** START Data shown **

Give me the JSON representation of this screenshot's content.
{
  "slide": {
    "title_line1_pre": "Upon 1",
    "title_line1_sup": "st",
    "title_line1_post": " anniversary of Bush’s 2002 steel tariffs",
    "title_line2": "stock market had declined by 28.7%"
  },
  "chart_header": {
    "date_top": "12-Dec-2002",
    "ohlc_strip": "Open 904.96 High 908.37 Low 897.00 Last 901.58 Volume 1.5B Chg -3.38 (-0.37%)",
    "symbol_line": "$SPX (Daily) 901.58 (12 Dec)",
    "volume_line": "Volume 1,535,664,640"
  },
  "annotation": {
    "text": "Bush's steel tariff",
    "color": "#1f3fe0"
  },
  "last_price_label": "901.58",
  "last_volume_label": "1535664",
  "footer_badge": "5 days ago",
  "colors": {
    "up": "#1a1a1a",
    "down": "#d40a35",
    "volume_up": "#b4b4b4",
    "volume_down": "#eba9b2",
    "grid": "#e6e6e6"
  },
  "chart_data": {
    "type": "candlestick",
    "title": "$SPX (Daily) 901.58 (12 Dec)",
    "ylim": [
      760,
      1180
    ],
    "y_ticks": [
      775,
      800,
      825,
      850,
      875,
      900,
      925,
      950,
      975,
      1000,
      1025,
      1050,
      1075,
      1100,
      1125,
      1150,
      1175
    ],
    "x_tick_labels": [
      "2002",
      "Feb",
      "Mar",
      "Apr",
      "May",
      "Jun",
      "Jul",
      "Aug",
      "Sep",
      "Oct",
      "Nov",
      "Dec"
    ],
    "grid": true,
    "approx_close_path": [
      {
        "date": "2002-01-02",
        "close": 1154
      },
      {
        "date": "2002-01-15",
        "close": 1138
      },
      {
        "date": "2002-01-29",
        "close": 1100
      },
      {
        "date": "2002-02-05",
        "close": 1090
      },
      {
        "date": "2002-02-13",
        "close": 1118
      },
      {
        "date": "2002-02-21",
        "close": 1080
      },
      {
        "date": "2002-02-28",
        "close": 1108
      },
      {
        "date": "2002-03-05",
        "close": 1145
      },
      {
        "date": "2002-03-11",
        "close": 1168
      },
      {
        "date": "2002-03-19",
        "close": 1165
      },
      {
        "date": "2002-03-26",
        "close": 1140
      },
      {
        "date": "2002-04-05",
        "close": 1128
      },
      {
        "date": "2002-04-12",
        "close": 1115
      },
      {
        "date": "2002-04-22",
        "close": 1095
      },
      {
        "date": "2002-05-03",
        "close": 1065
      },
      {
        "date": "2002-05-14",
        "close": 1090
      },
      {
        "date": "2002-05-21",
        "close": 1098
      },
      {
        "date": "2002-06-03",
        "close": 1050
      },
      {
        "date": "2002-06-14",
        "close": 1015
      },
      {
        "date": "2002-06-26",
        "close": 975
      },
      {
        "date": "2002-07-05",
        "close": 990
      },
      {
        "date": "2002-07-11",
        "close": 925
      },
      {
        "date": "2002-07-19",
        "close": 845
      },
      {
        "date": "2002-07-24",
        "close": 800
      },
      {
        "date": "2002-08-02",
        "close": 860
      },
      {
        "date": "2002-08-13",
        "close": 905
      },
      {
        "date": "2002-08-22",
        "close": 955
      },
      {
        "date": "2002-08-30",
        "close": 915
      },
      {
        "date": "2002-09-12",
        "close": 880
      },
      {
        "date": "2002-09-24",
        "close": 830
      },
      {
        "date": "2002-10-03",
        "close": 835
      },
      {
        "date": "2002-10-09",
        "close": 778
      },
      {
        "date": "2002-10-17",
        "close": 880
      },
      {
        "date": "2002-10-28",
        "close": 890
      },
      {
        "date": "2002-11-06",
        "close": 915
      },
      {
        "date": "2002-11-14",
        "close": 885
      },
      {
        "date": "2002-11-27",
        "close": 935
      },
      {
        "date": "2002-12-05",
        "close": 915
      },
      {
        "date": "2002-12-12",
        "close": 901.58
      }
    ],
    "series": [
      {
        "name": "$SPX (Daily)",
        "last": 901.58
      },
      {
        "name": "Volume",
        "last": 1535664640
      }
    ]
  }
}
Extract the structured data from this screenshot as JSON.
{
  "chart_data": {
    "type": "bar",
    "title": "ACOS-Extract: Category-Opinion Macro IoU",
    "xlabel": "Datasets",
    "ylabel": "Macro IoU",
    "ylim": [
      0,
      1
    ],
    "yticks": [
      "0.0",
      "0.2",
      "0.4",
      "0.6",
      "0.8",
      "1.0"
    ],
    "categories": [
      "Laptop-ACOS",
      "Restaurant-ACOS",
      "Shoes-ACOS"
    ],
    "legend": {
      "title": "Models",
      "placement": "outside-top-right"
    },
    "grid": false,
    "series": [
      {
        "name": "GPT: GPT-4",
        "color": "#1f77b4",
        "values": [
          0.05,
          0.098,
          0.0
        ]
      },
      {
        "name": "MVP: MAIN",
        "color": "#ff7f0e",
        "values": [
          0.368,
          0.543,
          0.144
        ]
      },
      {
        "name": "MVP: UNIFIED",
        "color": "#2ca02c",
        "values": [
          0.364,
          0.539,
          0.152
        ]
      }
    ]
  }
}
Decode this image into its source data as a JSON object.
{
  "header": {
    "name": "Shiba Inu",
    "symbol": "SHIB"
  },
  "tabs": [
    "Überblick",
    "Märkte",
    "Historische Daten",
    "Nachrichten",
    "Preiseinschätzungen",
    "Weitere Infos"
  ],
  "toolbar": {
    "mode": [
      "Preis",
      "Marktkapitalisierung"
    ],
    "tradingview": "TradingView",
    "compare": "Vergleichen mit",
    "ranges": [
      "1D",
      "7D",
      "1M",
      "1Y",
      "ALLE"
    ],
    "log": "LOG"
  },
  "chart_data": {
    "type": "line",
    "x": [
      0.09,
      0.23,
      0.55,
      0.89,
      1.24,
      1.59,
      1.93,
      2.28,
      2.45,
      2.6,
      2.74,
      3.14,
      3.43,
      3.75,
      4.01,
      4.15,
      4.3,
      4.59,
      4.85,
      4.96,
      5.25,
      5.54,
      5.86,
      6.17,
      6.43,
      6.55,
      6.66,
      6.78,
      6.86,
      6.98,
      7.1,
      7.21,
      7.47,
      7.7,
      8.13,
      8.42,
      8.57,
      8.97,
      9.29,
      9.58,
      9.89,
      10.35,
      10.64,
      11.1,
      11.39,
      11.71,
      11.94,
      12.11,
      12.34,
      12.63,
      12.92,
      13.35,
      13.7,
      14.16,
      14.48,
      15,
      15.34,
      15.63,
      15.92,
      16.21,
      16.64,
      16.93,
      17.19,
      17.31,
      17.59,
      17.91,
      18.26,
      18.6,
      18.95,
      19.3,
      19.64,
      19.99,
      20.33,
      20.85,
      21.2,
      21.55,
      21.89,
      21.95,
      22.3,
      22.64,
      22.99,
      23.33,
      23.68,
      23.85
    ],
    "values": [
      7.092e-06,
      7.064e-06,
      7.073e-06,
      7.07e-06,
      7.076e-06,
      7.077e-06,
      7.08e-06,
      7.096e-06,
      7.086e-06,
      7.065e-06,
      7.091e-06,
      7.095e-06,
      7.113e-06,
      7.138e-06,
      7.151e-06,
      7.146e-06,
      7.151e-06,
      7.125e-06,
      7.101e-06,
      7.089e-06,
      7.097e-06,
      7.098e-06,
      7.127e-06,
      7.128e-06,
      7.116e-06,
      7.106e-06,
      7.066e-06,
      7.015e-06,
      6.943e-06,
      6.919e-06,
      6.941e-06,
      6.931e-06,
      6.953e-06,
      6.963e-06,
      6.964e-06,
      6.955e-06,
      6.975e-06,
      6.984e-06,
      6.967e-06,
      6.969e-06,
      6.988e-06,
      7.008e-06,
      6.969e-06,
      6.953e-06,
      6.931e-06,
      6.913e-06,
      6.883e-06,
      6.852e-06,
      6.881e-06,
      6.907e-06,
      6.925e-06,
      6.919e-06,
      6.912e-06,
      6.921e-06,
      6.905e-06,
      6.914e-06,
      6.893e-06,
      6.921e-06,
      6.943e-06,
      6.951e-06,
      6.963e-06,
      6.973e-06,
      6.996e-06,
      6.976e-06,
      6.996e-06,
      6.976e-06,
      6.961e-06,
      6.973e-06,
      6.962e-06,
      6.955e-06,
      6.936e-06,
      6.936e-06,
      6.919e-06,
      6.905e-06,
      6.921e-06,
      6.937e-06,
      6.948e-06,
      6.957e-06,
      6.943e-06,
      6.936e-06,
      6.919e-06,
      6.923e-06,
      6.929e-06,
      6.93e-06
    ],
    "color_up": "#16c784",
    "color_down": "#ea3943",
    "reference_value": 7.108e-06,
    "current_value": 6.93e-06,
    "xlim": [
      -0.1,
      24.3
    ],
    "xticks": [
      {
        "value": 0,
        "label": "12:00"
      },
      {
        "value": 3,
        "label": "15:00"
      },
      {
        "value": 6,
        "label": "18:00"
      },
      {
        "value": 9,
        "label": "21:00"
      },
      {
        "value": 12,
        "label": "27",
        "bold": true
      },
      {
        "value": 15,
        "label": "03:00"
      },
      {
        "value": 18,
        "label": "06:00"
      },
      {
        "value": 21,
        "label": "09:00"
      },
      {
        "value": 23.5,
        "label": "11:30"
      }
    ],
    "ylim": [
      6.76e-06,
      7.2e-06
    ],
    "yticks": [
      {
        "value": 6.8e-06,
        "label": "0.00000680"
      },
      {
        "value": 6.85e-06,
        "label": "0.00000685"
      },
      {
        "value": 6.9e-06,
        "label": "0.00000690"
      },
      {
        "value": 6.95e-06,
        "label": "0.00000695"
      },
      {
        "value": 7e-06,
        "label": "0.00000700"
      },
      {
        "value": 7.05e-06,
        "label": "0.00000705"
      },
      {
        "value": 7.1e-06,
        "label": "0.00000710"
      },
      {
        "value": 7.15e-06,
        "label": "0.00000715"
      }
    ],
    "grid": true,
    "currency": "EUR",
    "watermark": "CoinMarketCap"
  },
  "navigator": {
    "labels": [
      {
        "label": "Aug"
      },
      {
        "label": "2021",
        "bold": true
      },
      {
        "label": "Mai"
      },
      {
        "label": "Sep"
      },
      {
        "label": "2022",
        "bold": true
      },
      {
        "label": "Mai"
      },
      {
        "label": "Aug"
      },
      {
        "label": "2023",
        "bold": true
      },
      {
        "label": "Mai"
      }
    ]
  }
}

** END Data shown **

* Directions: All lines holding the word "Extract" should be picked out and copied.

* Response to this task:
Extract the structured data from this screenshot as JSON.
    "title": "ACOS-Extract: Category-Opinion Macro IoU",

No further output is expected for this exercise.